Reproduce all of the following data line for line, with no changes.

◆ RECORDED DATA ◆
"""

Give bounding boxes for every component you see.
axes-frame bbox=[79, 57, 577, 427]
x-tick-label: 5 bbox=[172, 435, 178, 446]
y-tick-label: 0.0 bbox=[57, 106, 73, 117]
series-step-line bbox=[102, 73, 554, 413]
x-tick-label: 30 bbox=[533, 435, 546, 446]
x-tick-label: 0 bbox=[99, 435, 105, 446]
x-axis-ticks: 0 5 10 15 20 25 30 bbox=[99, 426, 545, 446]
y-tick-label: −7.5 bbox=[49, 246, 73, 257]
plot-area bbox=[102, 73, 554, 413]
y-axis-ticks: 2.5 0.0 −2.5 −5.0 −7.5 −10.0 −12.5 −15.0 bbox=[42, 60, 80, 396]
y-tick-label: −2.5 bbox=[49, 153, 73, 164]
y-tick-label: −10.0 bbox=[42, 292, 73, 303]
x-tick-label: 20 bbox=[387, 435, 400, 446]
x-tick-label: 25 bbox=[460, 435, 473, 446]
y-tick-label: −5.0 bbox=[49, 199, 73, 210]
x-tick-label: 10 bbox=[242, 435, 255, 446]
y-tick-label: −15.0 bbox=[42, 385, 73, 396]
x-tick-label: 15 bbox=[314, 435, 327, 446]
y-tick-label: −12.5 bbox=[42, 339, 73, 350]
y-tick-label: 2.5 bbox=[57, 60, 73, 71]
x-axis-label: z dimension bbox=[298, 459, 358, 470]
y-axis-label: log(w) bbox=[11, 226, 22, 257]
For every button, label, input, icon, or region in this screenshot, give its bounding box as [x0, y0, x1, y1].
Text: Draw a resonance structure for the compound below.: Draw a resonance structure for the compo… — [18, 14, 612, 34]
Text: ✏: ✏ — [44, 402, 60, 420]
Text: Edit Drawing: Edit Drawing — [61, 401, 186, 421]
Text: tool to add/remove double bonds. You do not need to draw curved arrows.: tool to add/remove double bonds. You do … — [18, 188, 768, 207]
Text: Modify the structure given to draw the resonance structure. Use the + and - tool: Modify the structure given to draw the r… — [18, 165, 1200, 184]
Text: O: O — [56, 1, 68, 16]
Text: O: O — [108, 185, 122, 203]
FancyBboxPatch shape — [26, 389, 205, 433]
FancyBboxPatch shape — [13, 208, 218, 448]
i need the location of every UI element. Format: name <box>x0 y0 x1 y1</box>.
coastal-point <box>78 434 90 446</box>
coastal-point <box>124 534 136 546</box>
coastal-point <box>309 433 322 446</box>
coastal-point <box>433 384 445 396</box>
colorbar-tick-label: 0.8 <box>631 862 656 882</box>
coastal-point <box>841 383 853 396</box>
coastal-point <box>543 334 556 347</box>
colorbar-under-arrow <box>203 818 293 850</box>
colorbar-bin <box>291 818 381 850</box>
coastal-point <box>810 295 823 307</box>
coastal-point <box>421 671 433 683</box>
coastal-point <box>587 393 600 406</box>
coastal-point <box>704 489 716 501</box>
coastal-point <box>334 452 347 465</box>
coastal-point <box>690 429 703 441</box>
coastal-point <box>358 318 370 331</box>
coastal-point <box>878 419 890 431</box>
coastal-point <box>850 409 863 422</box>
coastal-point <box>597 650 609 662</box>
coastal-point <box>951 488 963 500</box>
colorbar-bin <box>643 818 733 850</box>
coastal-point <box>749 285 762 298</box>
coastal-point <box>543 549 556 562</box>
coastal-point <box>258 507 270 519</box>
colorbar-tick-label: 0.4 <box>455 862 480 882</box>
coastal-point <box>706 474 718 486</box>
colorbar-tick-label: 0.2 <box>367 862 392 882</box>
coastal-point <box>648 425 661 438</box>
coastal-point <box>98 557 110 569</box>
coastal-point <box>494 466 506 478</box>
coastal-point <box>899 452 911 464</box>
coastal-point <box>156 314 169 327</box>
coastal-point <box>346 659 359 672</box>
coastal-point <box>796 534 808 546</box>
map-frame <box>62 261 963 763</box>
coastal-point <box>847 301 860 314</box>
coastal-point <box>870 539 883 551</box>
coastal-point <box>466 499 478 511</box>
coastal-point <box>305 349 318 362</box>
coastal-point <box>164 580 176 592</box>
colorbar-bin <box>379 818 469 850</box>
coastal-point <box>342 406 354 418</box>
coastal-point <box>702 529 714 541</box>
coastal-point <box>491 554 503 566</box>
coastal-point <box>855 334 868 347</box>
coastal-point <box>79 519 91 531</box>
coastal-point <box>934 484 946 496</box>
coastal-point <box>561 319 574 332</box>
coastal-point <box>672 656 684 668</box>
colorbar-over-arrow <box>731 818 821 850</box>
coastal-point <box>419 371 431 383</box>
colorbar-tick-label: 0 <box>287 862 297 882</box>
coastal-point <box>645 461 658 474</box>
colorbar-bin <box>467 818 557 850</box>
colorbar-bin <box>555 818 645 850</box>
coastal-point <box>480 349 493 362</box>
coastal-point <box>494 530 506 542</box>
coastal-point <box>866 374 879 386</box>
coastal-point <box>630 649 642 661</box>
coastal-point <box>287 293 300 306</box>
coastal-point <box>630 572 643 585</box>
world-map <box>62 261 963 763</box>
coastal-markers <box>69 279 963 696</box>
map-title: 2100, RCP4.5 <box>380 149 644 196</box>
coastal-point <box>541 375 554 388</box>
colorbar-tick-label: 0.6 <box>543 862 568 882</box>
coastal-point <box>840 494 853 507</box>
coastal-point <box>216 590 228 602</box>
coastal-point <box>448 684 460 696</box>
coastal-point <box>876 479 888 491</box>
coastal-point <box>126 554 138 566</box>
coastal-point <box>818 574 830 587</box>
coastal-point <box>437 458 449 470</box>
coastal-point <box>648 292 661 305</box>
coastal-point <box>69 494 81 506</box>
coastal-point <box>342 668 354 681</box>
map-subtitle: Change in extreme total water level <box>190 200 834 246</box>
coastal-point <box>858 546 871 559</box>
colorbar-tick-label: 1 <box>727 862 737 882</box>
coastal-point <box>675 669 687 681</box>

"""

◆ RESULT OF THE TASK ◆
Give bounding boxes for every component you see.
axes-frame bbox=[79, 57, 577, 427]
x-tick-label: 5 bbox=[172, 435, 178, 446]
y-tick-label: 0.0 bbox=[57, 106, 73, 117]
series-step-line bbox=[102, 73, 554, 413]
x-tick-label: 30 bbox=[533, 435, 546, 446]
x-tick-label: 0 bbox=[99, 435, 105, 446]
x-axis-ticks: 0 5 10 15 20 25 30 bbox=[99, 426, 545, 446]
y-tick-label: −7.5 bbox=[49, 246, 73, 257]
plot-area bbox=[102, 73, 554, 413]
y-axis-ticks: 2.5 0.0 −2.5 −5.0 −7.5 −10.0 −12.5 −15.0 bbox=[42, 60, 80, 396]
y-tick-label: −2.5 bbox=[49, 153, 73, 164]
y-tick-label: −10.0 bbox=[42, 292, 73, 303]
x-tick-label: 20 bbox=[387, 435, 400, 446]
x-tick-label: 25 bbox=[460, 435, 473, 446]
y-tick-label: −5.0 bbox=[49, 199, 73, 210]
x-tick-label: 10 bbox=[242, 435, 255, 446]
y-tick-label: −15.0 bbox=[42, 385, 73, 396]
x-tick-label: 15 bbox=[314, 435, 327, 446]
y-tick-label: −12.5 bbox=[42, 339, 73, 350]
y-tick-label: 2.5 bbox=[57, 60, 73, 71]
x-axis-label: z dimension bbox=[298, 459, 358, 470]
y-axis-label: log(w) bbox=[11, 226, 22, 257]
For every button, label, input, icon, or region in this screenshot, give its bounding box as [x0, y0, x1, y1].
Text: Draw a resonance structure for the compound below.: Draw a resonance structure for the compo… — [18, 14, 612, 34]
Text: ✏: ✏ — [44, 402, 60, 420]
Text: Edit Drawing: Edit Drawing — [61, 401, 186, 421]
Text: tool to add/remove double bonds. You do not need to draw curved arrows.: tool to add/remove double bonds. You do … — [18, 188, 768, 207]
Text: Modify the structure given to draw the resonance structure. Use the + and - tool: Modify the structure given to draw the r… — [18, 165, 1200, 184]
Text: O: O — [56, 1, 68, 16]
Text: O: O — [108, 185, 122, 203]
FancyBboxPatch shape — [26, 389, 205, 433]
FancyBboxPatch shape — [13, 208, 218, 448]
i need the location of every UI element. Format: name <box>x0 y0 x1 y1</box>.
coastal-point <box>78 434 90 446</box>
coastal-point <box>124 534 136 546</box>
coastal-point <box>309 433 322 446</box>
coastal-point <box>433 384 445 396</box>
colorbar-tick-label: 0.8 <box>631 862 656 882</box>
coastal-point <box>841 383 853 396</box>
coastal-point <box>543 334 556 347</box>
colorbar-under-arrow <box>203 818 293 850</box>
colorbar-bin <box>291 818 381 850</box>
coastal-point <box>810 295 823 307</box>
coastal-point <box>421 671 433 683</box>
coastal-point <box>587 393 600 406</box>
coastal-point <box>704 489 716 501</box>
coastal-point <box>334 452 347 465</box>
coastal-point <box>690 429 703 441</box>
coastal-point <box>358 318 370 331</box>
coastal-point <box>878 419 890 431</box>
coastal-point <box>850 409 863 422</box>
coastal-point <box>597 650 609 662</box>
coastal-point <box>951 488 963 500</box>
colorbar-bin <box>643 818 733 850</box>
coastal-point <box>749 285 762 298</box>
coastal-point <box>543 549 556 562</box>
coastal-point <box>258 507 270 519</box>
colorbar-tick-label: 0.4 <box>455 862 480 882</box>
coastal-point <box>706 474 718 486</box>
colorbar-tick-label: 0.2 <box>367 862 392 882</box>
coastal-point <box>648 425 661 438</box>
coastal-point <box>98 557 110 569</box>
coastal-point <box>494 466 506 478</box>
coastal-point <box>899 452 911 464</box>
coastal-point <box>156 314 169 327</box>
coastal-point <box>346 659 359 672</box>
coastal-point <box>796 534 808 546</box>
map-frame <box>62 261 963 763</box>
coastal-point <box>847 301 860 314</box>
coastal-point <box>870 539 883 551</box>
coastal-point <box>466 499 478 511</box>
coastal-point <box>305 349 318 362</box>
coastal-point <box>164 580 176 592</box>
colorbar-bin <box>379 818 469 850</box>
coastal-point <box>342 406 354 418</box>
coastal-point <box>702 529 714 541</box>
coastal-point <box>491 554 503 566</box>
coastal-point <box>855 334 868 347</box>
coastal-point <box>79 519 91 531</box>
coastal-point <box>934 484 946 496</box>
coastal-point <box>561 319 574 332</box>
coastal-point <box>672 656 684 668</box>
colorbar-over-arrow <box>731 818 821 850</box>
coastal-point <box>419 371 431 383</box>
colorbar-tick-label: 0 <box>287 862 297 882</box>
coastal-point <box>645 461 658 474</box>
colorbar-bin <box>467 818 557 850</box>
colorbar-bin <box>555 818 645 850</box>
coastal-point <box>480 349 493 362</box>
coastal-point <box>494 530 506 542</box>
coastal-point <box>866 374 879 386</box>
coastal-point <box>630 649 642 661</box>
coastal-point <box>287 293 300 306</box>
coastal-point <box>630 572 643 585</box>
world-map <box>62 261 963 763</box>
coastal-markers <box>69 279 963 696</box>
map-title: 2100, RCP4.5 <box>380 149 644 196</box>
coastal-point <box>541 375 554 388</box>
colorbar-tick-label: 0.6 <box>543 862 568 882</box>
coastal-point <box>840 494 853 507</box>
coastal-point <box>216 590 228 602</box>
coastal-point <box>448 684 460 696</box>
coastal-point <box>876 479 888 491</box>
coastal-point <box>126 554 138 566</box>
coastal-point <box>818 574 830 587</box>
coastal-point <box>437 458 449 470</box>
coastal-point <box>648 292 661 305</box>
coastal-point <box>69 494 81 506</box>
coastal-point <box>342 668 354 681</box>
map-subtitle: Change in extreme total water level <box>190 200 834 246</box>
coastal-point <box>858 546 871 559</box>
colorbar-tick-label: 1 <box>727 862 737 882</box>
coastal-point <box>675 669 687 681</box>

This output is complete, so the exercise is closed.